(Records)

* BEGIN *

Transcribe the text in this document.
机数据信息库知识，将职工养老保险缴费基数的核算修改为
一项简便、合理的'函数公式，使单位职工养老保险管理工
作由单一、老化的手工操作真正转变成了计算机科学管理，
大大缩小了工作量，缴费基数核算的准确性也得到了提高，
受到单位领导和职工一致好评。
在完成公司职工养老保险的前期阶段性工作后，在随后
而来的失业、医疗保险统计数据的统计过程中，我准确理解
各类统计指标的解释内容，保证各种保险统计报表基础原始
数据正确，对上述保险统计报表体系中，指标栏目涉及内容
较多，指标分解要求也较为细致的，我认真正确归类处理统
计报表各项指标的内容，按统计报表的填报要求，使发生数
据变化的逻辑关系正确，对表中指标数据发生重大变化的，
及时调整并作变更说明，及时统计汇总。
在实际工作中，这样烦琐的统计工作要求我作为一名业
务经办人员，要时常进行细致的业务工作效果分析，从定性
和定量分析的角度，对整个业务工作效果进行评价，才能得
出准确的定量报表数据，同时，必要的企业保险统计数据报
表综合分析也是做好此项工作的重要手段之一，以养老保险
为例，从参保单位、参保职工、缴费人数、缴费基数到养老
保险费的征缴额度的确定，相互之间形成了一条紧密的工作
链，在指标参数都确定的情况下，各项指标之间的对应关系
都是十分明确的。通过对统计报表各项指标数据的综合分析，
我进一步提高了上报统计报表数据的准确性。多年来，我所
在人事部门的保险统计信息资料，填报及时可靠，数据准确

* END *

- [Exercise requirements]
Transcribe the material above word for word.

- [Task solution]
Transcribe the text in this document.
机数据信息库知识，将职工养老保险缴费基数的核算修改为
一项简便、合理的'函数公式，使单位职工养老保险管理工
作由单一、老化的手工操作真正转变成了计算机科学管理，
大大缩小了工作量，缴费基数核算的准确性也得到了提高，
受到单位领导和职工一致好评。
在完成公司职工养老保险的前期阶段性工作后，在随后
而来的失业、医疗保险统计数据的统计过程中，我准确理解
各类统计指标的解释内容，保证各种保险统计报表基础原始
数据正确，对上述保险统计报表体系中，指标栏目涉及内容
较多，指标分解要求也较为细致的，我认真正确归类处理统
计报表各项指标的内容，按统计报表的填报要求，使发生数
据变化的逻辑关系正确，对表中指标数据发生重大变化的，
及时调整并作变更说明，及时统计汇总。
在实际工作中，这样烦琐的统计工作要求我作为一名业
务经办人员，要时常进行细致的业务工作效果分析，从定性
和定量分析的角度，对整个业务工作效果进行评价，才能得
出准确的定量报表数据，同时，必要的企业保险统计数据报
表综合分析也是做好此项工作的重要手段之一，以养老保险
为例，从参保单位、参保职工、缴费人数、缴费基数到养老
保险费的征缴额度的确定，相互之间形成了一条紧密的工作
链，在指标参数都确定的情况下，各项指标之间的对应关系
都是十分明确的。通过对统计报表各项指标数据的综合分析，
我进一步提高了上报统计报表数据的准确性。多年来，我所
在人事部门的保险统计信息资料，填报及时可靠，数据准确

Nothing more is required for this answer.